### WHAT IS EXPECTED
Take the data that follows and retype it word for word.
·····
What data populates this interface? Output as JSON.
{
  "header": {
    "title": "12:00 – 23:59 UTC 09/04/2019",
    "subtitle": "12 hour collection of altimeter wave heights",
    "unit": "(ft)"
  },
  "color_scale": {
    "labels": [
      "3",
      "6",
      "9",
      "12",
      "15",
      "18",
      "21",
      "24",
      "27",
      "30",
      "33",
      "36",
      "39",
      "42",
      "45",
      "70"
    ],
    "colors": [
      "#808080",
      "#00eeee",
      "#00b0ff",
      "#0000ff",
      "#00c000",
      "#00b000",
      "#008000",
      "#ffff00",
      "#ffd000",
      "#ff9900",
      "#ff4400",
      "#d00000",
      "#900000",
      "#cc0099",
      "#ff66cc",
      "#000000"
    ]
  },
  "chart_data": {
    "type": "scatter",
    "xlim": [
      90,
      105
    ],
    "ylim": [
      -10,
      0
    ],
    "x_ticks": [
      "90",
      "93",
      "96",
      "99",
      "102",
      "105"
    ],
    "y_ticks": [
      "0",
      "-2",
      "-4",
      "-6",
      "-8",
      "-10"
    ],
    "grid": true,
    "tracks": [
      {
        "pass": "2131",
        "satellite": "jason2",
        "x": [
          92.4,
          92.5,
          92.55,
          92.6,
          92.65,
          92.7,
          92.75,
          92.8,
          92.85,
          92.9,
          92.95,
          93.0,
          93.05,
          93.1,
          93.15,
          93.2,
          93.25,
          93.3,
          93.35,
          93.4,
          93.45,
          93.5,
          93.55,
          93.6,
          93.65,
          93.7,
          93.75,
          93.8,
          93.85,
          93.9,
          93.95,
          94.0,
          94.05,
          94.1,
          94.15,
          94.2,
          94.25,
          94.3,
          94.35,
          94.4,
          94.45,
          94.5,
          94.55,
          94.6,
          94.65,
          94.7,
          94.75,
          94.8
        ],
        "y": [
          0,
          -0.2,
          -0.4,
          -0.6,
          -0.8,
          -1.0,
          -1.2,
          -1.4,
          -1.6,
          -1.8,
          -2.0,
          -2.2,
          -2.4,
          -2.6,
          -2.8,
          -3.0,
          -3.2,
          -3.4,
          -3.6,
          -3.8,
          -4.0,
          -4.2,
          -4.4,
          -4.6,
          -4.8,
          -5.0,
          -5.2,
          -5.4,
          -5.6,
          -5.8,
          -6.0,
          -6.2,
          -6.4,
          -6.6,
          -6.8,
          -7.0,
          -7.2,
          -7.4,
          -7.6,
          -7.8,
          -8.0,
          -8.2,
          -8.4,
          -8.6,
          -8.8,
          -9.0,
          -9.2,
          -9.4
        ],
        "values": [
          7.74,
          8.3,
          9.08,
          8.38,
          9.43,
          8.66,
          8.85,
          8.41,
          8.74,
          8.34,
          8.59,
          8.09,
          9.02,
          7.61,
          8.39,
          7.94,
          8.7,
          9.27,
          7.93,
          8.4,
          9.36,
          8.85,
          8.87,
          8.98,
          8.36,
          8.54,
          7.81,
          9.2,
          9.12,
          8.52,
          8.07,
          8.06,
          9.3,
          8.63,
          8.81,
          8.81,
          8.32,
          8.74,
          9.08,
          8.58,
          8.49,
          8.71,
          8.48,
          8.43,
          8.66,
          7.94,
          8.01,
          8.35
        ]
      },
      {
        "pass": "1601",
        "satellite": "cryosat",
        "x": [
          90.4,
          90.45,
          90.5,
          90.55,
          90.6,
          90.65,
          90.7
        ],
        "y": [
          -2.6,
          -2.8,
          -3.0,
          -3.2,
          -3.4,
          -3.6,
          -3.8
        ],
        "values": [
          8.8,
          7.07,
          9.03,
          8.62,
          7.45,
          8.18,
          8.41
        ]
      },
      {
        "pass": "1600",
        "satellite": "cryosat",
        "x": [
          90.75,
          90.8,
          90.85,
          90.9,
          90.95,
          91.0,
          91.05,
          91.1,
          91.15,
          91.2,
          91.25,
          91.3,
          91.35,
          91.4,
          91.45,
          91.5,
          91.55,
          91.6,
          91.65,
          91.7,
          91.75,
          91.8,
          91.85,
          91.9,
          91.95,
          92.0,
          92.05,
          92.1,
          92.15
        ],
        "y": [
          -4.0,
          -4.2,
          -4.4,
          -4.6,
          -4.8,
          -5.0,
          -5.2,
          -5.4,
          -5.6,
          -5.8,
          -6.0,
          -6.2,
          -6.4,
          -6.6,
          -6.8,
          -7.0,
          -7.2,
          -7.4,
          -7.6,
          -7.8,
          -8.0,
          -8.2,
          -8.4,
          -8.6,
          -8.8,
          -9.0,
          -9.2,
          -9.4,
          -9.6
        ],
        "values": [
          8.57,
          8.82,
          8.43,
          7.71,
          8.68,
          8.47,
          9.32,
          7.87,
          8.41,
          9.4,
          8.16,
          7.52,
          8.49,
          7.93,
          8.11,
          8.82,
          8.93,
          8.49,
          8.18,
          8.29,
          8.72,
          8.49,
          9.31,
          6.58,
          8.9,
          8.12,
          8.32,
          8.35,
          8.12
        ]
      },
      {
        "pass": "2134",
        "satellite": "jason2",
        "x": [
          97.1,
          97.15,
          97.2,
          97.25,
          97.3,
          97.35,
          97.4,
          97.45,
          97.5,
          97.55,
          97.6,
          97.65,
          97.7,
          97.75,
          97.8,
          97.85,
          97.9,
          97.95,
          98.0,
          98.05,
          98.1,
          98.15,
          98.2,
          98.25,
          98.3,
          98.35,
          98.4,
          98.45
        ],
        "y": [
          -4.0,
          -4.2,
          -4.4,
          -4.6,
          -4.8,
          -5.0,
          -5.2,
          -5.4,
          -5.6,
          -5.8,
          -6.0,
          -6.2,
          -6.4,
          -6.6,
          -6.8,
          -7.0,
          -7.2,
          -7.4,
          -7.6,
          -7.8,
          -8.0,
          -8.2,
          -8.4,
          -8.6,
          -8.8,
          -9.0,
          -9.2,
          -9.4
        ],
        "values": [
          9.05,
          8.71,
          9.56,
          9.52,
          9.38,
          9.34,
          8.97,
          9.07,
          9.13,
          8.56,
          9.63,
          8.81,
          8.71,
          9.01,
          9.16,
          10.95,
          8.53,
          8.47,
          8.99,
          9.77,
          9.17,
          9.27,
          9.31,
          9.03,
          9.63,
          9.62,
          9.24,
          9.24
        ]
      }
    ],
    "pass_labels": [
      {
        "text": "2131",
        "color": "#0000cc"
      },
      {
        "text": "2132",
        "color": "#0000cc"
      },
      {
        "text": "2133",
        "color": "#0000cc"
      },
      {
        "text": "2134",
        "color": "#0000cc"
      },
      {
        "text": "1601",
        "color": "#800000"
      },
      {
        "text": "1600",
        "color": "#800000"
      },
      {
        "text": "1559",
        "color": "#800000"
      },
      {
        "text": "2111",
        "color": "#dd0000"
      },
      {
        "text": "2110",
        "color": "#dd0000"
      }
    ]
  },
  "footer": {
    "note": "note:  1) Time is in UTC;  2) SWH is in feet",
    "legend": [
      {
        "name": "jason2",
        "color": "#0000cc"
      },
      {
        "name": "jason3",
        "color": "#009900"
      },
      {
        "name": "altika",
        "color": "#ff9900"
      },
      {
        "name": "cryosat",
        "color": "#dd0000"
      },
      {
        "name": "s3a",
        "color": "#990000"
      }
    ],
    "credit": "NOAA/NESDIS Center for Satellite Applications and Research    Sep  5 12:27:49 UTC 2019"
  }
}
·····
### SOLUTION
What data populates this interface? Output as JSON.
{
  "header": {
    "title": "12:00 – 23:59 UTC 09/04/2019",
    "subtitle": "12 hour collection of altimeter wave heights",
    "unit": "(ft)"
  },
  "color_scale": {
    "labels": [
      "3",
      "6",
      "9",
      "12",
      "15",
      "18",
      "21",
      "24",
      "27",
      "30",
      "33",
      "36",
      "39",
      "42",
      "45",
      "70"
    ],
    "colors": [
      "#808080",
      "#00eeee",
      "#00b0ff",
      "#0000ff",
      "#00c000",
      "#00b000",
      "#008000",
      "#ffff00",
      "#ffd000",
      "#ff9900",
      "#ff4400",
      "#d00000",
      "#900000",
      "#cc0099",
      "#ff66cc",
      "#000000"
    ]
  },
  "chart_data": {
    "type": "scatter",
    "xlim": [
      90,
      105
    ],
    "ylim": [
      -10,
      0
    ],
    "x_ticks": [
      "90",
      "93",
      "96",
      "99",
      "102",
      "105"
    ],
    "y_ticks": [
      "0",
      "-2",
      "-4",
      "-6",
      "-8",
      "-10"
    ],
    "grid": true,
    "tracks": [
      {
        "pass": "2131",
        "satellite": "jason2",
        "x": [
          92.4,
          92.5,
          92.55,
          92.6,
          92.65,
          92.7,
          92.75,
          92.8,
          92.85,
          92.9,
          92.95,
          93.0,
          93.05,
          93.1,
          93.15,
          93.2,
          93.25,
          93.3,
          93.35,
          93.4,
          93.45,
          93.5,
          93.55,
          93.6,
          93.65,
          93.7,
          93.75,
          93.8,
          93.85,
          93.9,
          93.95,
          94.0,
          94.05,
          94.1,
          94.15,
          94.2,
          94.25,
          94.3,
          94.35,
          94.4,
          94.45,
          94.5,
          94.55,
          94.6,
          94.65,
          94.7,
          94.75,
          94.8
        ],
        "y": [
          0,
          -0.2,
          -0.4,
          -0.6,
          -0.8,
          -1.0,
          -1.2,
          -1.4,
          -1.6,
          -1.8,
          -2.0,
          -2.2,
          -2.4,
          -2.6,
          -2.8,
          -3.0,
          -3.2,
          -3.4,
          -3.6,
          -3.8,
          -4.0,
          -4.2,
          -4.4,
          -4.6,
          -4.8,
          -5.0,
          -5.2,
          -5.4,
          -5.6,
          -5.8,
          -6.0,
          -6.2,
          -6.4,
          -6.6,
          -6.8,
          -7.0,
          -7.2,
          -7.4,
          -7.6,
          -7.8,
          -8.0,
          -8.2,
          -8.4,
          -8.6,
          -8.8,
          -9.0,
          -9.2,
          -9.4
        ],
        "values": [
          7.74,
          8.3,
          9.08,
          8.38,
          9.43,
          8.66,
          8.85,
          8.41,
          8.74,
          8.34,
          8.59,
          8.09,
          9.02,
          7.61,
          8.39,
          7.94,
          8.7,
          9.27,
          7.93,
          8.4,
          9.36,
          8.85,
          8.87,
          8.98,
          8.36,
          8.54,
          7.81,
          9.2,
          9.12,
          8.52,
          8.07,
          8.06,
          9.3,
          8.63,
          8.81,
          8.81,
          8.32,
          8.74,
          9.08,
          8.58,
          8.49,
          8.71,
          8.48,
          8.43,
          8.66,
          7.94,
          8.01,
          8.35
        ]
      },
      {
        "pass": "1601",
        "satellite": "cryosat",
        "x": [
          90.4,
          90.45,
          90.5,
          90.55,
          90.6,
          90.65,
          90.7
        ],
        "y": [
          -2.6,
          -2.8,
          -3.0,
          -3.2,
          -3.4,
          -3.6,
          -3.8
        ],
        "values": [
          8.8,
          7.07,
          9.03,
          8.62,
          7.45,
          8.18,
          8.41
        ]
      },
      {
        "pass": "1600",
        "satellite": "cryosat",
        "x": [
          90.75,
          90.8,
          90.85,
          90.9,
          90.95,
          91.0,
          91.05,
          91.1,
          91.15,
          91.2,
          91.25,
          91.3,
          91.35,
          91.4,
          91.45,
          91.5,
          91.55,
          91.6,
          91.65,
          91.7,
          91.75,
          91.8,
          91.85,
          91.9,
          91.95,
          92.0,
          92.05,
          92.1,
          92.15
        ],
        "y": [
          -4.0,
          -4.2,
          -4.4,
          -4.6,
          -4.8,
          -5.0,
          -5.2,
          -5.4,
          -5.6,
          -5.8,
          -6.0,
          -6.2,
          -6.4,
          -6.6,
          -6.8,
          -7.0,
          -7.2,
          -7.4,
          -7.6,
          -7.8,
          -8.0,
          -8.2,
          -8.4,
          -8.6,
          -8.8,
          -9.0,
          -9.2,
          -9.4,
          -9.6
        ],
        "values": [
          8.57,
          8.82,
          8.43,
          7.71,
          8.68,
          8.47,
          9.32,
          7.87,
          8.41,
          9.4,
          8.16,
          7.52,
          8.49,
          7.93,
          8.11,
          8.82,
          8.93,
          8.49,
          8.18,
          8.29,
          8.72,
          8.49,
          9.31,
          6.58,
          8.9,
          8.12,
          8.32,
          8.35,
          8.12
        ]
      },
      {
        "pass": "2134",
        "satellite": "jason2",
        "x": [
          97.1,
          97.15,
          97.2,
          97.25,
          97.3,
          97.35,
          97.4,
          97.45,
          97.5,
          97.55,
          97.6,
          97.65,
          97.7,
          97.75,
          97.8,
          97.85,
          97.9,
          97.95,
          98.0,
          98.05,
          98.1,
          98.15,
          98.2,
          98.25,
          98.3,
          98.35,
          98.4,
          98.45
        ],
        "y": [
          -4.0,
          -4.2,
          -4.4,
          -4.6,
          -4.8,
          -5.0,
          -5.2,
          -5.4,
          -5.6,
          -5.8,
          -6.0,
          -6.2,
          -6.4,
          -6.6,
          -6.8,
          -7.0,
          -7.2,
          -7.4,
          -7.6,
          -7.8,
          -8.0,
          -8.2,
          -8.4,
          -8.6,
          -8.8,
          -9.0,
          -9.2,
          -9.4
        ],
        "values": [
          9.05,
          8.71,
          9.56,
          9.52,
          9.38,
          9.34,
          8.97,
          9.07,
          9.13,
          8.56,
          9.63,
          8.81,
          8.71,
          9.01,
          9.16,
          10.95,
          8.53,
          8.47,
          8.99,
          9.77,
          9.17,
          9.27,
          9.31,
          9.03,
          9.63,
          9.62,
          9.24,
          9.24
        ]
      }
    ],
    "pass_labels": [
      {
        "text": "2131",
        "color": "#0000cc"
      },
      {
        "text": "2132",
        "color": "#0000cc"
      },
      {
        "text": "2133",
        "color": "#0000cc"
      },
      {
        "text": "2134",
        "color": "#0000cc"
      },
      {
        "text": "1601",
        "color": "#800000"
      },
      {
        "text": "1600",
        "color": "#800000"
      },
      {
        "text": "1559",
        "color": "#800000"
      },
      {
        "text": "2111",
        "color": "#dd0000"
      },
      {
        "text": "2110",
        "color": "#dd0000"
      }
    ]
  },
  "footer": {
    "note": "note:  1) Time is in UTC;  2) SWH is in feet",
    "legend": [
      {
        "name": "jason2",
        "color": "#0000cc"
      },
      {
        "name": "jason3",
        "color": "#009900"
      },
      {
        "name": "altika",
        "color": "#ff9900"
      },
      {
        "name": "cryosat",
        "color": "#dd0000"
      },
      {
        "name": "s3a",
        "color": "#990000"
      }
    ],
    "credit": "NOAA/NESDIS Center for Satellite Applications and Research    Sep  5 12:27:49 UTC 2019"
  }
}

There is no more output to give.